* _Exercise aim_: Leave out the pictures and copy everything else in the entries exactly.

* _Records provided_:

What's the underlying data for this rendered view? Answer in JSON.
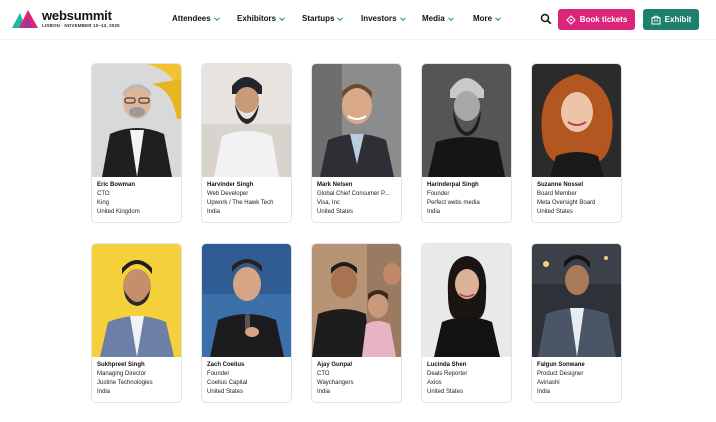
{
  "header": {
    "logo_text": "websummit",
    "logo_sub": "LISBON · NOVEMBER 10–13, 2025",
    "nav": [
      {
        "label": "Attendees",
        "has_dropdown": true
      },
      {
        "label": "Exhibitors",
        "has_dropdown": true
      },
      {
        "label": "Startups",
        "has_dropdown": true
      },
      {
        "label": "Investors",
        "has_dropdown": true
      },
      {
        "label": "Media",
        "has_dropdown": true
      },
      {
        "label": "More",
        "has_dropdown": true
      }
    ],
    "search_icon": "search-icon",
    "book_label": "Book tickets",
    "exhibit_label": "Exhibit",
    "colors": {
      "book": "#d9267a",
      "exhibit": "#1e7f6f",
      "chevron": "#1e7f6f"
    }
  },
  "speakers": [
    {
      "name": "Eric Bowman",
      "title": "CTO",
      "company": "King",
      "country": "United Kingdom"
    },
    {
      "name": "Harvinder Singh",
      "title": "Web Developer",
      "company": "Upwork / The Hawk Tech",
      "country": "India"
    },
    {
      "name": "Mark Nelsen",
      "title": "Global Chief Consumer P...",
      "company": "Visa, Inc",
      "country": "United States"
    },
    {
      "name": "Harinderpal Singh",
      "title": "Founder",
      "company": "Perfect webs media",
      "country": "India"
    },
    {
      "name": "Suzanne Nossel",
      "title": "Board Member",
      "company": "Meta Oversight Board",
      "country": "United States"
    },
    {
      "name": "Sukhpreet Singh",
      "title": "Managing Director",
      "company": "Justine Technologies",
      "country": "India"
    },
    {
      "name": "Zach Coelius",
      "title": "Founder",
      "company": "Coelius Capital",
      "country": "United States"
    },
    {
      "name": "Ajay Gunpal",
      "title": "CTO",
      "company": "Waychangers",
      "country": "India"
    },
    {
      "name": "Lucinda Shen",
      "title": "Deals Reporter",
      "company": "Axios",
      "country": "United States"
    },
    {
      "name": "Falgun Sonwane",
      "title": "Product Designer",
      "company": "Avinashi",
      "country": "India"
    }
  ]
}
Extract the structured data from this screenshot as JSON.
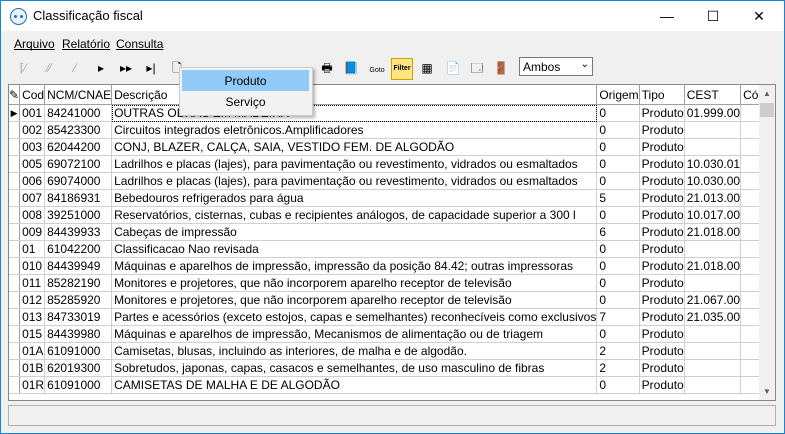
{
  "window": {
    "title": "Classificação fiscal",
    "controls": [
      "—",
      "☐",
      "✕"
    ]
  },
  "menu": [
    {
      "label": "Arquivo"
    },
    {
      "label": "Relatório"
    },
    {
      "label": "Consulta"
    }
  ],
  "toolbar": {
    "filter_select": {
      "value": "Ambos"
    },
    "goto_label": "Goto",
    "filter_label": "Filter"
  },
  "dropdown": {
    "items": [
      {
        "label": "Produto"
      },
      {
        "label": "Serviço"
      }
    ],
    "highlighted": "Produto"
  },
  "grid": {
    "columns": [
      "Cod",
      "NCM/CNAE",
      "Descrição",
      "Origem",
      "Tipo",
      "CEST",
      "Cód. Trib. Município"
    ],
    "rows": [
      {
        "cod": "001",
        "ncm": "84241000",
        "desc": "OUTRAS OBRAS EM MADEIRA",
        "origem": "0",
        "tipo": "Produto",
        "cest": "01.999.00",
        "trib": ""
      },
      {
        "cod": "002",
        "ncm": "85423300",
        "desc": "Circuitos integrados eletrônicos.Amplificadores",
        "origem": "0",
        "tipo": "Produto",
        "cest": "",
        "trib": ""
      },
      {
        "cod": "003",
        "ncm": "62044200",
        "desc": "CONJ, BLAZER, CALÇA, SAIA, VESTIDO FEM. DE ALGODÃO",
        "origem": "0",
        "tipo": "Produto",
        "cest": "",
        "trib": ""
      },
      {
        "cod": "005",
        "ncm": "69072100",
        "desc": "Ladrilhos e placas (lajes), para pavimentação ou revestimento, vidrados ou esmaltados",
        "origem": "0",
        "tipo": "Produto",
        "cest": "10.030.01",
        "trib": ""
      },
      {
        "cod": "006",
        "ncm": "69074000",
        "desc": "Ladrilhos e placas (lajes), para pavimentação ou revestimento, vidrados ou esmaltados",
        "origem": "0",
        "tipo": "Produto",
        "cest": "10.030.00",
        "trib": ""
      },
      {
        "cod": "007",
        "ncm": "84186931",
        "desc": "Bebedouros refrigerados para água",
        "origem": "5",
        "tipo": "Produto",
        "cest": "21.013.00",
        "trib": ""
      },
      {
        "cod": "008",
        "ncm": "39251000",
        "desc": "Reservatórios, cisternas, cubas e recipientes análogos, de capacidade superior a 300 l",
        "origem": "0",
        "tipo": "Produto",
        "cest": "10.017.00",
        "trib": ""
      },
      {
        "cod": "009",
        "ncm": "84439933",
        "desc": "Cabeças de impressão",
        "origem": "6",
        "tipo": "Produto",
        "cest": "21.018.00",
        "trib": ""
      },
      {
        "cod": "01",
        "ncm": "61042200",
        "desc": "Classificacao Nao revisada",
        "origem": "0",
        "tipo": "Produto",
        "cest": "",
        "trib": ""
      },
      {
        "cod": "010",
        "ncm": "84439949",
        "desc": "Máquinas e aparelhos de impressão, impressão da posição 84.42; outras impressoras",
        "origem": "0",
        "tipo": "Produto",
        "cest": "21.018.00",
        "trib": ""
      },
      {
        "cod": "011",
        "ncm": "85282190",
        "desc": " Monitores e projetores, que não incorporem aparelho receptor de televisão",
        "origem": "0",
        "tipo": "Produto",
        "cest": "",
        "trib": ""
      },
      {
        "cod": "012",
        "ncm": "85285920",
        "desc": "Monitores e projetores, que não incorporem aparelho receptor de televisão",
        "origem": "0",
        "tipo": "Produto",
        "cest": "21.067.00",
        "trib": ""
      },
      {
        "cod": "013",
        "ncm": "84733019",
        "desc": "Partes e acessórios (exceto estojos, capas e semelhantes) reconhecíveis como exclusivos",
        "origem": "7",
        "tipo": "Produto",
        "cest": "21.035.00",
        "trib": ""
      },
      {
        "cod": "015",
        "ncm": "84439980",
        "desc": "Máquinas e aparelhos de impressão, Mecanismos de alimentação ou de triagem",
        "origem": "0",
        "tipo": "Produto",
        "cest": "",
        "trib": ""
      },
      {
        "cod": "01A",
        "ncm": "61091000",
        "desc": "Camisetas, blusas, incluindo as interiores, de malha e de algodão.",
        "origem": "2",
        "tipo": "Produto",
        "cest": "",
        "trib": ""
      },
      {
        "cod": "01B",
        "ncm": "62019300",
        "desc": "Sobretudos, japonas, capas, casacos e semelhantes, de uso masculino de fibras",
        "origem": "2",
        "tipo": "Produto",
        "cest": "",
        "trib": ""
      },
      {
        "cod": "01R",
        "ncm": "61091000",
        "desc": "CAMISETAS DE MALHA E DE ALGODÃO",
        "origem": "0",
        "tipo": "Produto",
        "cest": "",
        "trib": ""
      }
    ]
  }
}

* _Reply_:
What's the underlying data for this rendered view? Answer in JSON.
{
  "header": {
    "logo_text": "websummit",
    "logo_sub": "LISBON · NOVEMBER 10–13, 2025",
    "nav": [
      {
        "label": "Attendees",
        "has_dropdown": true
      },
      {
        "label": "Exhibitors",
        "has_dropdown": true
      },
      {
        "label": "Startups",
        "has_dropdown": true
      },
      {
        "label": "Investors",
        "has_dropdown": true
      },
      {
        "label": "Media",
        "has_dropdown": true
      },
      {
        "label": "More",
        "has_dropdown": true
      }
    ],
    "search_icon": "search-icon",
    "book_label": "Book tickets",
    "exhibit_label": "Exhibit",
    "colors": {
      "book": "#d9267a",
      "exhibit": "#1e7f6f",
      "chevron": "#1e7f6f"
    }
  },
  "speakers": [
    {
      "name": "Eric Bowman",
      "title": "CTO",
      "company": "King",
      "country": "United Kingdom"
    },
    {
      "name": "Harvinder Singh",
      "title": "Web Developer",
      "company": "Upwork / The Hawk Tech",
      "country": "India"
    },
    {
      "name": "Mark Nelsen",
      "title": "Global Chief Consumer P...",
      "company": "Visa, Inc",
      "country": "United States"
    },
    {
      "name": "Harinderpal Singh",
      "title": "Founder",
      "company": "Perfect webs media",
      "country": "India"
    },
    {
      "name": "Suzanne Nossel",
      "title": "Board Member",
      "company": "Meta Oversight Board",
      "country": "United States"
    },
    {
      "name": "Sukhpreet Singh",
      "title": "Managing Director",
      "company": "Justine Technologies",
      "country": "India"
    },
    {
      "name": "Zach Coelius",
      "title": "Founder",
      "company": "Coelius Capital",
      "country": "United States"
    },
    {
      "name": "Ajay Gunpal",
      "title": "CTO",
      "company": "Waychangers",
      "country": "India"
    },
    {
      "name": "Lucinda Shen",
      "title": "Deals Reporter",
      "company": "Axios",
      "country": "United States"
    },
    {
      "name": "Falgun Sonwane",
      "title": "Product Designer",
      "company": "Avinashi",
      "country": "India"
    }
  ]
}
Extract the structured data from this screenshot as JSON.
{
  "window": {
    "title": "Classificação fiscal",
    "controls": [
      "—",
      "☐",
      "✕"
    ]
  },
  "menu": [
    {
      "label": "Arquivo"
    },
    {
      "label": "Relatório"
    },
    {
      "label": "Consulta"
    }
  ],
  "toolbar": {
    "filter_select": {
      "value": "Ambos"
    },
    "goto_label": "Goto",
    "filter_label": "Filter"
  },
  "dropdown": {
    "items": [
      {
        "label": "Produto"
      },
      {
        "label": "Serviço"
      }
    ],
    "highlighted": "Produto"
  },
  "grid": {
    "columns": [
      "Cod",
      "NCM/CNAE",
      "Descrição",
      "Origem",
      "Tipo",
      "CEST",
      "Cód. Trib. Município"
    ],
    "rows": [
      {
        "cod": "001",
        "ncm": "84241000",
        "desc": "OUTRAS OBRAS EM MADEIRA",
        "origem": "0",
        "tipo": "Produto",
        "cest": "01.999.00",
        "trib": ""
      },
      {
        "cod": "002",
        "ncm": "85423300",
        "desc": "Circuitos integrados eletrônicos.Amplificadores",
        "origem": "0",
        "tipo": "Produto",
        "cest": "",
        "trib": ""
      },
      {
        "cod": "003",
        "ncm": "62044200",
        "desc": "CONJ, BLAZER, CALÇA, SAIA, VESTIDO FEM. DE ALGODÃO",
        "origem": "0",
        "tipo": "Produto",
        "cest": "",
        "trib": ""
      },
      {
        "cod": "005",
        "ncm": "69072100",
        "desc": "Ladrilhos e placas (lajes), para pavimentação ou revestimento, vidrados ou esmaltados",
        "origem": "0",
        "tipo": "Produto",
        "cest": "10.030.01",
        "trib": ""
      },
      {
        "cod": "006",
        "ncm": "69074000",
        "desc": "Ladrilhos e placas (lajes), para pavimentação ou revestimento, vidrados ou esmaltados",
        "origem": "0",
        "tipo": "Produto",
        "cest": "10.030.00",
        "trib": ""
      },
      {
        "cod": "007",
        "ncm": "84186931",
        "desc": "Bebedouros refrigerados para água",
        "origem": "5",
        "tipo": "Produto",
        "cest": "21.013.00",
        "trib": ""
      },
      {
        "cod": "008",
        "ncm": "39251000",
        "desc": "Reservatórios, cisternas, cubas e recipientes análogos, de capacidade superior a 300 l",
        "origem": "0",
        "tipo": "Produto",
        "cest": "10.017.00",
        "trib": ""
      },
      {
        "cod": "009",
        "ncm": "84439933",
        "desc": "Cabeças de impressão",
        "origem": "6",
        "tipo": "Produto",
        "cest": "21.018.00",
        "trib": ""
      },
      {
        "cod": "01",
        "ncm": "61042200",
        "desc": "Classificacao Nao revisada",
        "origem": "0",
        "tipo": "Produto",
        "cest": "",
        "trib": ""
      },
      {
        "cod": "010",
        "ncm": "84439949",
        "desc": "Máquinas e aparelhos de impressão, impressão da posição 84.42; outras impressoras",
        "origem": "0",
        "tipo": "Produto",
        "cest": "21.018.00",
        "trib": ""
      },
      {
        "cod": "011",
        "ncm": "85282190",
        "desc": " Monitores e projetores, que não incorporem aparelho receptor de televisão",
        "origem": "0",
        "tipo": "Produto",
        "cest": "",
        "trib": ""
      },
      {
        "cod": "012",
        "ncm": "85285920",
        "desc": "Monitores e projetores, que não incorporem aparelho receptor de televisão",
        "origem": "0",
        "tipo": "Produto",
        "cest": "21.067.00",
        "trib": ""
      },
      {
        "cod": "013",
        "ncm": "84733019",
        "desc": "Partes e acessórios (exceto estojos, capas e semelhantes) reconhecíveis como exclusivos",
        "origem": "7",
        "tipo": "Produto",
        "cest": "21.035.00",
        "trib": ""
      },
      {
        "cod": "015",
        "ncm": "84439980",
        "desc": "Máquinas e aparelhos de impressão, Mecanismos de alimentação ou de triagem",
        "origem": "0",
        "tipo": "Produto",
        "cest": "",
        "trib": ""
      },
      {
        "cod": "01A",
        "ncm": "61091000",
        "desc": "Camisetas, blusas, incluindo as interiores, de malha e de algodão.",
        "origem": "2",
        "tipo": "Produto",
        "cest": "",
        "trib": ""
      },
      {
        "cod": "01B",
        "ncm": "62019300",
        "desc": "Sobretudos, japonas, capas, casacos e semelhantes, de uso masculino de fibras",
        "origem": "2",
        "tipo": "Produto",
        "cest": "",
        "trib": ""
      },
      {
        "cod": "01R",
        "ncm": "61091000",
        "desc": "CAMISETAS DE MALHA E DE ALGODÃO",
        "origem": "0",
        "tipo": "Produto",
        "cest": "",
        "trib": ""
      }
    ]
  }
}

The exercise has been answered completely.